(Dataset items)
# # # # #

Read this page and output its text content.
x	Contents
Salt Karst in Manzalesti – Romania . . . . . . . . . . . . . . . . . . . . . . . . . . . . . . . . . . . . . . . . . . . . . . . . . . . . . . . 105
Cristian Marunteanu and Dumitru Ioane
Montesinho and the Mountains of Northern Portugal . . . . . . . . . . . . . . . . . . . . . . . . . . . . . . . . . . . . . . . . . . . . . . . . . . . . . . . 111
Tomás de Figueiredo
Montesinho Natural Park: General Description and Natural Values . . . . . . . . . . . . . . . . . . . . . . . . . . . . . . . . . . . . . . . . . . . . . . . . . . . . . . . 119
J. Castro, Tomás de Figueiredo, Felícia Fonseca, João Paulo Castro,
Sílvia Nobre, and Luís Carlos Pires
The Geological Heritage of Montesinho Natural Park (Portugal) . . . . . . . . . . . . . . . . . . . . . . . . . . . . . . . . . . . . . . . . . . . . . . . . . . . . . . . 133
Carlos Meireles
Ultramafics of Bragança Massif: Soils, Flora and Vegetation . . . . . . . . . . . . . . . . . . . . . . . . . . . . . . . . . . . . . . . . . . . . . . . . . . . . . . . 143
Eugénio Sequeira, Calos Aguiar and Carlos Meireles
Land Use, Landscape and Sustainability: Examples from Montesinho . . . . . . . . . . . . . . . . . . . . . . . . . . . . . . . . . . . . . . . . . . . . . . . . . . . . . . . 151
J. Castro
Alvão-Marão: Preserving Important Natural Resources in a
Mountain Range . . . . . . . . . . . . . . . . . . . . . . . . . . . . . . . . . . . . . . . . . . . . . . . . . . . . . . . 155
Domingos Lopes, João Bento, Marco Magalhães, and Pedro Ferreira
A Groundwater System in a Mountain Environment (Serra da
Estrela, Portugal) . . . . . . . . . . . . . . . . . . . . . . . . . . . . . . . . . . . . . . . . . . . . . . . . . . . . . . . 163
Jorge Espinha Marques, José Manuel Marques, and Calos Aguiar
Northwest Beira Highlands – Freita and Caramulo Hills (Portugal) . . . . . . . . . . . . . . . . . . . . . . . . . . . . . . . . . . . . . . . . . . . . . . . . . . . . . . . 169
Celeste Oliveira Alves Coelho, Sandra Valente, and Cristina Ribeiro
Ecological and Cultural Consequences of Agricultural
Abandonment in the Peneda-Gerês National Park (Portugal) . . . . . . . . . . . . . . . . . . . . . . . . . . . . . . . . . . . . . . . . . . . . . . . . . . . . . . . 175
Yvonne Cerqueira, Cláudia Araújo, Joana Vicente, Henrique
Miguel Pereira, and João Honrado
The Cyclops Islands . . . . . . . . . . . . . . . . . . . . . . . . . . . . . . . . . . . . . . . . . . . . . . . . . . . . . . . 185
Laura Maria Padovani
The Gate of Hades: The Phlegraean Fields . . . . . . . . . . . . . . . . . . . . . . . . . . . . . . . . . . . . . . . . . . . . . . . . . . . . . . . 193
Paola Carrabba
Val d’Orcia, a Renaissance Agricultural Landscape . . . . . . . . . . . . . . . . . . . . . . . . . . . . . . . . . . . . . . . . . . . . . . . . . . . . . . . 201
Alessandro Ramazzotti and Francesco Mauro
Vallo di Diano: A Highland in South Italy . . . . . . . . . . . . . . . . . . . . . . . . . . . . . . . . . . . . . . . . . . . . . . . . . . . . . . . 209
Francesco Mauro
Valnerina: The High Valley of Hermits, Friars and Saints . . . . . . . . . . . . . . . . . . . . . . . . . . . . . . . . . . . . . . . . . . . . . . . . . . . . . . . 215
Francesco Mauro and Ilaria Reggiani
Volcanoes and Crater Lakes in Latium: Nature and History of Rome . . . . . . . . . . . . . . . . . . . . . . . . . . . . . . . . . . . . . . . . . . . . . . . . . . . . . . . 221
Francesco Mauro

# # # # #

### [Goal of the exercise]
Give the records above again, word for word.

### [Output of the task]
Read this page and output its text content.
x	Contents
Salt Karst in Manzalesti – Romania . . . . . . . . . . . . . . . . . . . . . . . . . . . . . . . . . . . . . . . . . . . . . . . . . . . . . . . 105
Cristian Marunteanu and Dumitru Ioane
Montesinho and the Mountains of Northern Portugal . . . . . . . . . . . . . . . . . . . . . . . . . . . . . . . . . . . . . . . . . . . . . . . . . . . . . . . 111
Tomás de Figueiredo
Montesinho Natural Park: General Description and Natural Values . . . . . . . . . . . . . . . . . . . . . . . . . . . . . . . . . . . . . . . . . . . . . . . . . . . . . . . 119
J. Castro, Tomás de Figueiredo, Felícia Fonseca, João Paulo Castro,
Sílvia Nobre, and Luís Carlos Pires
The Geological Heritage of Montesinho Natural Park (Portugal) . . . . . . . . . . . . . . . . . . . . . . . . . . . . . . . . . . . . . . . . . . . . . . . . . . . . . . . 133
Carlos Meireles
Ultramafics of Bragança Massif: Soils, Flora and Vegetation . . . . . . . . . . . . . . . . . . . . . . . . . . . . . . . . . . . . . . . . . . . . . . . . . . . . . . . 143
Eugénio Sequeira, Calos Aguiar and Carlos Meireles
Land Use, Landscape and Sustainability: Examples from Montesinho . . . . . . . . . . . . . . . . . . . . . . . . . . . . . . . . . . . . . . . . . . . . . . . . . . . . . . . 151
J. Castro
Alvão-Marão: Preserving Important Natural Resources in a
Mountain Range . . . . . . . . . . . . . . . . . . . . . . . . . . . . . . . . . . . . . . . . . . . . . . . . . . . . . . . 155
Domingos Lopes, João Bento, Marco Magalhães, and Pedro Ferreira
A Groundwater System in a Mountain Environment (Serra da
Estrela, Portugal) . . . . . . . . . . . . . . . . . . . . . . . . . . . . . . . . . . . . . . . . . . . . . . . . . . . . . . . 163
Jorge Espinha Marques, José Manuel Marques, and Calos Aguiar
Northwest Beira Highlands – Freita and Caramulo Hills (Portugal) . . . . . . . . . . . . . . . . . . . . . . . . . . . . . . . . . . . . . . . . . . . . . . . . . . . . . . . 169
Celeste Oliveira Alves Coelho, Sandra Valente, and Cristina Ribeiro
Ecological and Cultural Consequences of Agricultural
Abandonment in the Peneda-Gerês National Park (Portugal) . . . . . . . . . . . . . . . . . . . . . . . . . . . . . . . . . . . . . . . . . . . . . . . . . . . . . . . 175
Yvonne Cerqueira, Cláudia Araújo, Joana Vicente, Henrique
Miguel Pereira, and João Honrado
The Cyclops Islands . . . . . . . . . . . . . . . . . . . . . . . . . . . . . . . . . . . . . . . . . . . . . . . . . . . . . . . 185
Laura Maria Padovani
The Gate of Hades: The Phlegraean Fields . . . . . . . . . . . . . . . . . . . . . . . . . . . . . . . . . . . . . . . . . . . . . . . . . . . . . . . 193
Paola Carrabba
Val d’Orcia, a Renaissance Agricultural Landscape . . . . . . . . . . . . . . . . . . . . . . . . . . . . . . . . . . . . . . . . . . . . . . . . . . . . . . . 201
Alessandro Ramazzotti and Francesco Mauro
Vallo di Diano: A Highland in South Italy . . . . . . . . . . . . . . . . . . . . . . . . . . . . . . . . . . . . . . . . . . . . . . . . . . . . . . . 209
Francesco Mauro
Valnerina: The High Valley of Hermits, Friars and Saints . . . . . . . . . . . . . . . . . . . . . . . . . . . . . . . . . . . . . . . . . . . . . . . . . . . . . . . 215
Francesco Mauro and Ilaria Reggiani
Volcanoes and Crater Lakes in Latium: Nature and History of Rome . . . . . . . . . . . . . . . . . . . . . . . . . . . . . . . . . . . . . . . . . . . . . . . . . . . . . . . 221
Francesco Mauro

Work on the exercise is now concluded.